### WHAT THE TASK ASKS
Lines holding the string "sistem" are the ones to copy; find them all in the data.

### ROWS
:::::

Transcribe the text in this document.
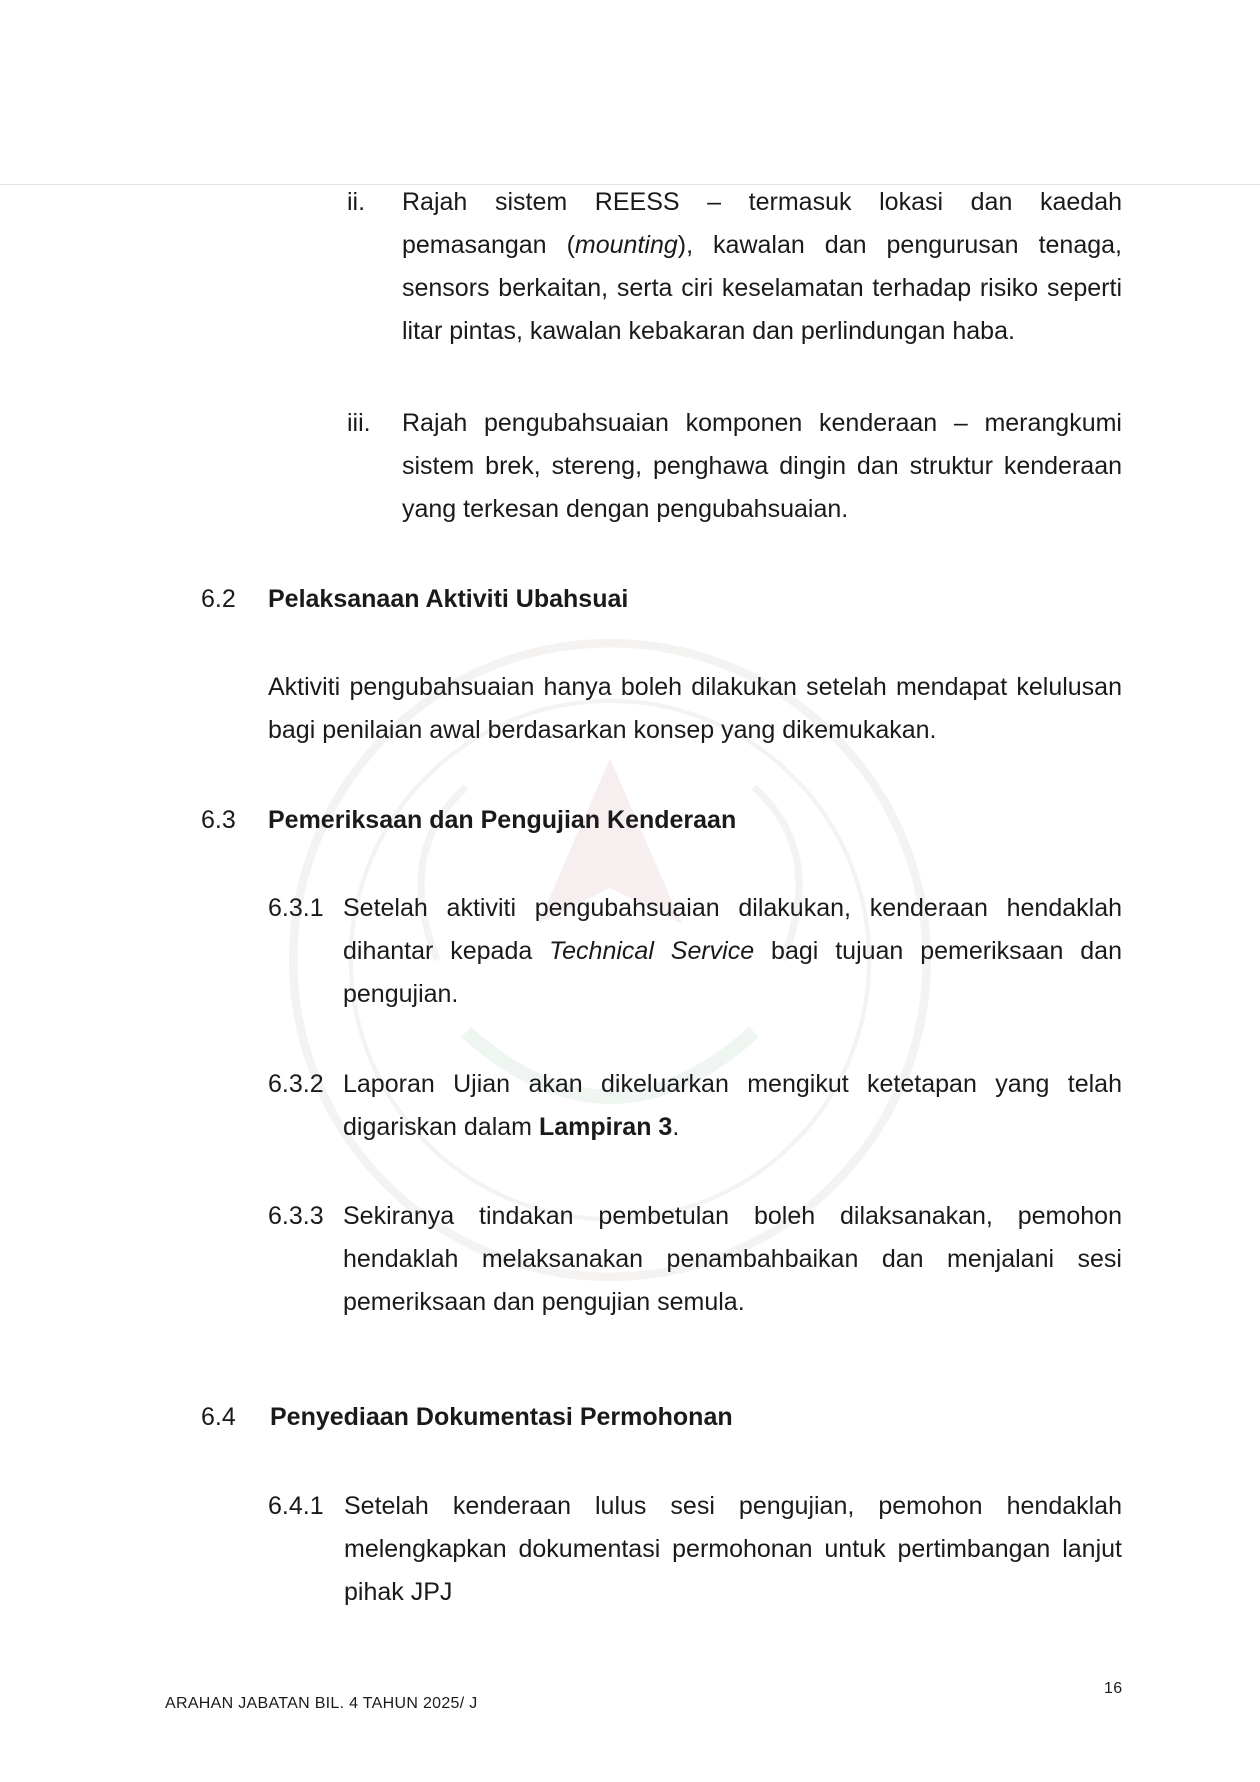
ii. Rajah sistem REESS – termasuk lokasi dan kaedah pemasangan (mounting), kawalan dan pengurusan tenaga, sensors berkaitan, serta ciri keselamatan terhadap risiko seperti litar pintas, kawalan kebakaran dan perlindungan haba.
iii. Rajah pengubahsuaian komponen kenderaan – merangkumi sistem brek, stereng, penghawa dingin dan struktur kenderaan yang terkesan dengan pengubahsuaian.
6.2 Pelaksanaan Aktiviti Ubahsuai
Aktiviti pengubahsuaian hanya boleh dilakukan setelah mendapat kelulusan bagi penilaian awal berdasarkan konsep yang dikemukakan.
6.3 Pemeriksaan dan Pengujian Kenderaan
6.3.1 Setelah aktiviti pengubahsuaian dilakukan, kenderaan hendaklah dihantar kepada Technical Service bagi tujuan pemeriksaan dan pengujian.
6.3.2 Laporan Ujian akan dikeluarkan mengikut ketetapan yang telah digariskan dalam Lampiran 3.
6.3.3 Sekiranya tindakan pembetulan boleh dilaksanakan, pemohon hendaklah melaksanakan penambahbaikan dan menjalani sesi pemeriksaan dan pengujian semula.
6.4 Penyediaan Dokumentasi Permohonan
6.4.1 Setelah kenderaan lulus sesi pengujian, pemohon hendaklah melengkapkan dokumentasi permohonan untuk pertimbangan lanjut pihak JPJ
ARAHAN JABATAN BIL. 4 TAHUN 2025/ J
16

:::::

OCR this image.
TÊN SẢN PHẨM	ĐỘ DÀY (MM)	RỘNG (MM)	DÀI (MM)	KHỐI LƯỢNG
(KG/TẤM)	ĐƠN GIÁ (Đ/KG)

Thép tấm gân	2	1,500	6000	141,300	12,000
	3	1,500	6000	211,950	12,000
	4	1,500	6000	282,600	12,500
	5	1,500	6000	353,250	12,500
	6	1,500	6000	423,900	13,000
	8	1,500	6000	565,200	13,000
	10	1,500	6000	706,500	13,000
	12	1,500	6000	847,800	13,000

:::::

### RESPONSE FOR THIS EXERCISE
ii. Rajah sistem REESS – termasuk lokasi dan kaedah pemasangan (mounting), kawalan dan pengurusan tenaga, sensors berkaitan, serta ciri keselamatan terhadap risiko seperti litar pintas, kawalan kebakaran dan perlindungan haba.
iii. Rajah pengubahsuaian komponen kenderaan – merangkumi sistem brek, stereng, penghawa dingin dan struktur kenderaan yang terkesan dengan pengubahsuaian.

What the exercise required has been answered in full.